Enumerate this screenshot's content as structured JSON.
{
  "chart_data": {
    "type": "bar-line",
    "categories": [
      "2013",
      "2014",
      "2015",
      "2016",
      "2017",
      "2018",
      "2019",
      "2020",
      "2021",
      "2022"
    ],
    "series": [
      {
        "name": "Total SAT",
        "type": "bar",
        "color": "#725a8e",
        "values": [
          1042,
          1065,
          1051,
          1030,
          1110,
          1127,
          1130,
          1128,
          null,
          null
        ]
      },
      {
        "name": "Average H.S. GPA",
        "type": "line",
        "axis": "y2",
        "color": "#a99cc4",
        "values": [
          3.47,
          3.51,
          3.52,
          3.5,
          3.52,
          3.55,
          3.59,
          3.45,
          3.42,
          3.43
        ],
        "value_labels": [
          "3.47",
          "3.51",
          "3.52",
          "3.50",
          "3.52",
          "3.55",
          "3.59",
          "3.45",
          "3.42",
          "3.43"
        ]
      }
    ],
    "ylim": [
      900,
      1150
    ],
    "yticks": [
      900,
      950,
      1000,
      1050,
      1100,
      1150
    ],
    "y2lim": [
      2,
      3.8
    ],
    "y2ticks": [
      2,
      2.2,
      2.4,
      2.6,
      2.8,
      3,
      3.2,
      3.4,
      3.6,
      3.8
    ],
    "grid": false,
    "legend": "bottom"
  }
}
--
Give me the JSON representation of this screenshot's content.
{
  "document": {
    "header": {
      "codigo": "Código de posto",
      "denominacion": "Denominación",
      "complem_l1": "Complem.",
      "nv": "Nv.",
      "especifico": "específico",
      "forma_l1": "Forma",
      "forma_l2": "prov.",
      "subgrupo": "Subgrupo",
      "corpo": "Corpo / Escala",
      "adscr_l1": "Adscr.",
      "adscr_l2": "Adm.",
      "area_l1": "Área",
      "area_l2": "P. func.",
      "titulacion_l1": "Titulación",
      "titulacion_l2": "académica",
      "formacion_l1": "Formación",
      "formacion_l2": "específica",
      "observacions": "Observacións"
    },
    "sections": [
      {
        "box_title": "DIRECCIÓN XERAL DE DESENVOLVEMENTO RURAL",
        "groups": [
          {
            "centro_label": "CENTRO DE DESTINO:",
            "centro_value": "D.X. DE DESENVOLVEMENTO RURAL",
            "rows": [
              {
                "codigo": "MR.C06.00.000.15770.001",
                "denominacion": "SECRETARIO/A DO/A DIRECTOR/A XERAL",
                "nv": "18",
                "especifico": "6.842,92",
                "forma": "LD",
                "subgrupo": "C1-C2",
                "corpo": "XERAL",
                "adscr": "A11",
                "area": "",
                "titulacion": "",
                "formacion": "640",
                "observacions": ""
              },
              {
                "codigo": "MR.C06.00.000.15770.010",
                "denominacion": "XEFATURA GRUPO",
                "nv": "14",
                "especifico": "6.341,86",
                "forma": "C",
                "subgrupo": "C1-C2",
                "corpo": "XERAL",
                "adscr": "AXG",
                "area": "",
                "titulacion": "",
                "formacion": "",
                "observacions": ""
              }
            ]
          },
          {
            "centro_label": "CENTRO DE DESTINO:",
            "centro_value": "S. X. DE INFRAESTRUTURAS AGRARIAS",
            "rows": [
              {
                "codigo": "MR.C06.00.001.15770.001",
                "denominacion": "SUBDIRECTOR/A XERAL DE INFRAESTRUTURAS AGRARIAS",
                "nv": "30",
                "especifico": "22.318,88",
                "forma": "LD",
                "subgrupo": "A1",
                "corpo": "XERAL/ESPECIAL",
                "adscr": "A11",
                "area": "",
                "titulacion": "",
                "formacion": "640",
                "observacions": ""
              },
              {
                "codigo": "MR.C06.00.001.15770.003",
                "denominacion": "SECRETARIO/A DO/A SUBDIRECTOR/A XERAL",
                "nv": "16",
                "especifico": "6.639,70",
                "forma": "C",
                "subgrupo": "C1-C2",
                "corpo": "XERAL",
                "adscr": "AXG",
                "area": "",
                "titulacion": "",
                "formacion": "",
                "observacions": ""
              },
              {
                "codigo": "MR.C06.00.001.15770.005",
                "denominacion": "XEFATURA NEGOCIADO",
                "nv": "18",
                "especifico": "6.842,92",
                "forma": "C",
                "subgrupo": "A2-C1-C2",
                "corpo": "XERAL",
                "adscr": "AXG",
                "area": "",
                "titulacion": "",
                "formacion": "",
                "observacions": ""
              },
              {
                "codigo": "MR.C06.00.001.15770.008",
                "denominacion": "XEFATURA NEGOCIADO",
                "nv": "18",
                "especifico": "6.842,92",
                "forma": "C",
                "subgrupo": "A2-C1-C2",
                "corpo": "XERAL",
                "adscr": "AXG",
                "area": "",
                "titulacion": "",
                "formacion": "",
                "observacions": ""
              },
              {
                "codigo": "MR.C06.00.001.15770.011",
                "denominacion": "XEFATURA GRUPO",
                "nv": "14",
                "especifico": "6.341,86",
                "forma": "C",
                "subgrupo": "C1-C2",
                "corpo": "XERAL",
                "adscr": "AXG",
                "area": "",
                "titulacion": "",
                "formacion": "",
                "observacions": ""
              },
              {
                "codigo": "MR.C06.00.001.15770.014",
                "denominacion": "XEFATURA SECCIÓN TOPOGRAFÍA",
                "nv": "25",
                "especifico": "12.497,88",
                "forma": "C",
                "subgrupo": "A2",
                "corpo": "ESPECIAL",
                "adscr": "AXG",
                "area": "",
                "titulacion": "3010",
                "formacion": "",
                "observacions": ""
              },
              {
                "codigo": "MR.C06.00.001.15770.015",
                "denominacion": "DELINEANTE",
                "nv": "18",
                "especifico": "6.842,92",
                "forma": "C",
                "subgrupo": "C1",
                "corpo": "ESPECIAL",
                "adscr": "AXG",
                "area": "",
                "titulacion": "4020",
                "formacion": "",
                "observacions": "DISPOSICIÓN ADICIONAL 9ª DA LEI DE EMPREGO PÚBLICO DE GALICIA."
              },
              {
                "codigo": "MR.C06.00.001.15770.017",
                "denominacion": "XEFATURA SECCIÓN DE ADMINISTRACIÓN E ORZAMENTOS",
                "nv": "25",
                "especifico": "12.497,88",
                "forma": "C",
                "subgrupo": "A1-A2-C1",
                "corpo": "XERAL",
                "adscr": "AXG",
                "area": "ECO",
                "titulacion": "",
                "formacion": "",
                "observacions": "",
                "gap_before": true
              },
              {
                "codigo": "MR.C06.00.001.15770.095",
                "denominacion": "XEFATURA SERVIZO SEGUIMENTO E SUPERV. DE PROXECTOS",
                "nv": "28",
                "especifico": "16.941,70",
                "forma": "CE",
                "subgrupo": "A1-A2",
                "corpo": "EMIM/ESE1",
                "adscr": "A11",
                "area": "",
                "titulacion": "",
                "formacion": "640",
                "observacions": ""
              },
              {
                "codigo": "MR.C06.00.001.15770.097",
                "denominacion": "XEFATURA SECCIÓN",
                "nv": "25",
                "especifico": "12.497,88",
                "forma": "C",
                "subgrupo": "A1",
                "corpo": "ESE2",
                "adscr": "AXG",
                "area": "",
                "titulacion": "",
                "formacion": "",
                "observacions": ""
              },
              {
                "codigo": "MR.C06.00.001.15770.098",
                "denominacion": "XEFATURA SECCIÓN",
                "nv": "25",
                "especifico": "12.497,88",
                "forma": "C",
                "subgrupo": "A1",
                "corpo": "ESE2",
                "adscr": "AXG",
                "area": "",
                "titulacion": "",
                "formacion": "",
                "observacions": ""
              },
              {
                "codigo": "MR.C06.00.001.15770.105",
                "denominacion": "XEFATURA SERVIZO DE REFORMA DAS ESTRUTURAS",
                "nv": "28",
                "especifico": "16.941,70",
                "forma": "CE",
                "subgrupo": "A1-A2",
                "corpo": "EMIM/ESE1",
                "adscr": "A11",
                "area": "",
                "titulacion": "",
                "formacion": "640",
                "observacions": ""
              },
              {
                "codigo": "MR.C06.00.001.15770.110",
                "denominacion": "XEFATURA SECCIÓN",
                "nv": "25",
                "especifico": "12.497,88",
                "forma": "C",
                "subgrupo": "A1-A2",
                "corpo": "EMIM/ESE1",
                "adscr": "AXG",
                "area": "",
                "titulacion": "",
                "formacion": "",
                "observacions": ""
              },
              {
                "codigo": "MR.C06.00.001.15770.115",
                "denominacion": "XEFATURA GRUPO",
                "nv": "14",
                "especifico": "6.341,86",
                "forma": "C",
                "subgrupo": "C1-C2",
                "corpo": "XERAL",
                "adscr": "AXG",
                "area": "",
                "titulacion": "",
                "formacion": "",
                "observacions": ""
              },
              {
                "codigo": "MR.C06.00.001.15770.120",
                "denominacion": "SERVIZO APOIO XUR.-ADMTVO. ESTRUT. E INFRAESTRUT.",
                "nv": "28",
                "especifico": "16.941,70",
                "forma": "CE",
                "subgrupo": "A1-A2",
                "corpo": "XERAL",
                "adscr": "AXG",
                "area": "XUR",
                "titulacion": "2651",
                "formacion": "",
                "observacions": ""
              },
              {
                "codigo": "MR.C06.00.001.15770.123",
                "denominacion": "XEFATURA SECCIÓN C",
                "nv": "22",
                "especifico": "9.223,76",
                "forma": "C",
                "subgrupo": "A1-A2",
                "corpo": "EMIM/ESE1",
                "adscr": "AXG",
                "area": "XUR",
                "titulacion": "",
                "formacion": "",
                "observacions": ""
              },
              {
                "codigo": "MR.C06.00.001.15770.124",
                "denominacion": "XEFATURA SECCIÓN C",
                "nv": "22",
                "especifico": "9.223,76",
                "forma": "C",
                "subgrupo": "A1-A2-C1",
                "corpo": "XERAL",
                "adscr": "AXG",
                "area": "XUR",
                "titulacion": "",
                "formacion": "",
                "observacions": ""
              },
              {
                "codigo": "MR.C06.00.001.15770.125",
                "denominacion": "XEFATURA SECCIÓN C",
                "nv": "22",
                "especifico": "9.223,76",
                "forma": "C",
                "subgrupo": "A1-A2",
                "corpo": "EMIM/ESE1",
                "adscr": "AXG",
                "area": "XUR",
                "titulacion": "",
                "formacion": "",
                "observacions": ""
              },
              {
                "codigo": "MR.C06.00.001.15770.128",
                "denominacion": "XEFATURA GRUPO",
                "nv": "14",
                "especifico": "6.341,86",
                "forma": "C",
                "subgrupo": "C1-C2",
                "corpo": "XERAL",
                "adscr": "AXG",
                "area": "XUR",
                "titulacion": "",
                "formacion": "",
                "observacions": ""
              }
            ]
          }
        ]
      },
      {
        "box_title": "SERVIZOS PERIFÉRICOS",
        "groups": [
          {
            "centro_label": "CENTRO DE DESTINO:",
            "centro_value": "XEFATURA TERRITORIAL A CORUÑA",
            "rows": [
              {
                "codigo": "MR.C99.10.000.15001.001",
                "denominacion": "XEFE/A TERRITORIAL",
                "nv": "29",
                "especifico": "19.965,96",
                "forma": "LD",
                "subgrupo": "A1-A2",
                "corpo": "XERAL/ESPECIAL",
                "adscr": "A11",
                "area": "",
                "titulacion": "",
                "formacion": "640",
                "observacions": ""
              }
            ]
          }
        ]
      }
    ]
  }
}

▸ THE REQUEST
Pull every line containing the word "TERRITORIAL" out of the material and copy it.

▸ EXERCISE ANSWER
            "centro_value": "XEFATURA TERRITORIAL A CORUÑA",
                "denominacion": "XEFE/A TERRITORIAL",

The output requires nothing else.